WHAT THE EXERCISE ASKS => Extract the records below word for word and ignore the images.

──────────

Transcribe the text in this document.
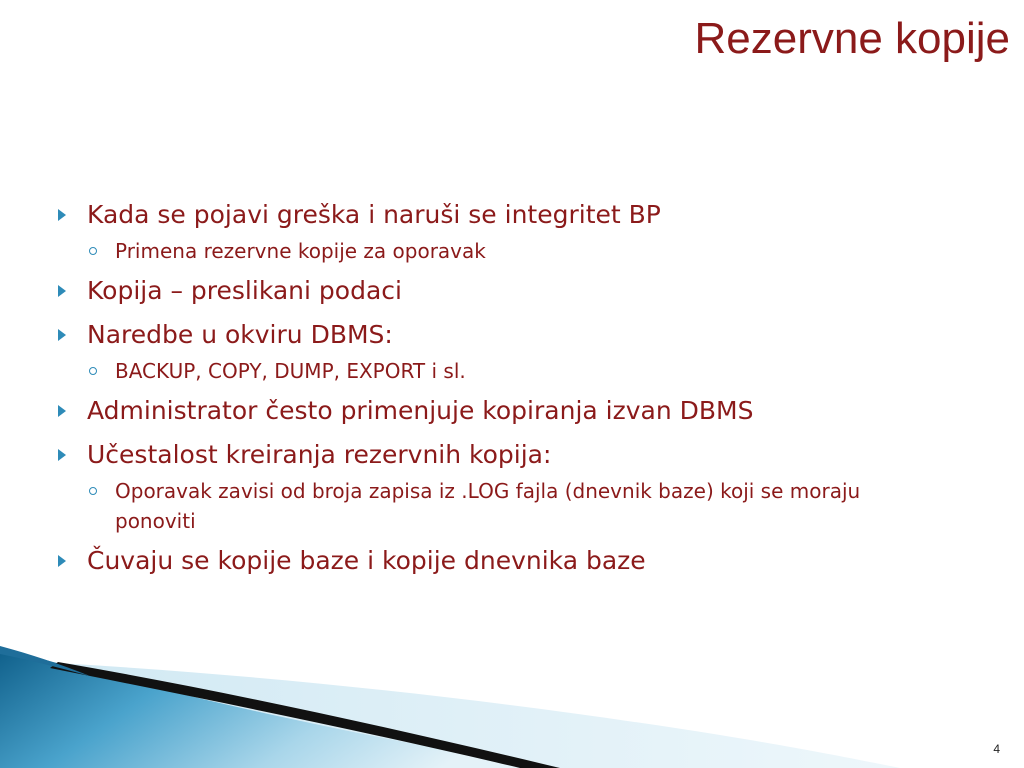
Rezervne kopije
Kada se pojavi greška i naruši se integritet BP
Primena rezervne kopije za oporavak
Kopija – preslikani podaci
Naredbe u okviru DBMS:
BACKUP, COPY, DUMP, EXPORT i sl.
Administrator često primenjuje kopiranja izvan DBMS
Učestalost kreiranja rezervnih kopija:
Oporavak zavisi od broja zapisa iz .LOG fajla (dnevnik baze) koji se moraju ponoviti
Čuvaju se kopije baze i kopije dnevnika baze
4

──────────

REPLY =>
Transcribe the text in this document.
Rezervne kopije
Kada se pojavi greška i naruši se integritet BP
Primena rezervne kopije za oporavak
Kopija – preslikani podaci
Naredbe u okviru DBMS:
BACKUP, COPY, DUMP, EXPORT i sl.
Administrator često primenjuje kopiranja izvan DBMS
Učestalost kreiranja rezervnih kopija:
Oporavak zavisi od broja zapisa iz .LOG fajla (dnevnik baze) koji se moraju ponoviti
Čuvaju se kopije baze i kopije dnevnika baze
4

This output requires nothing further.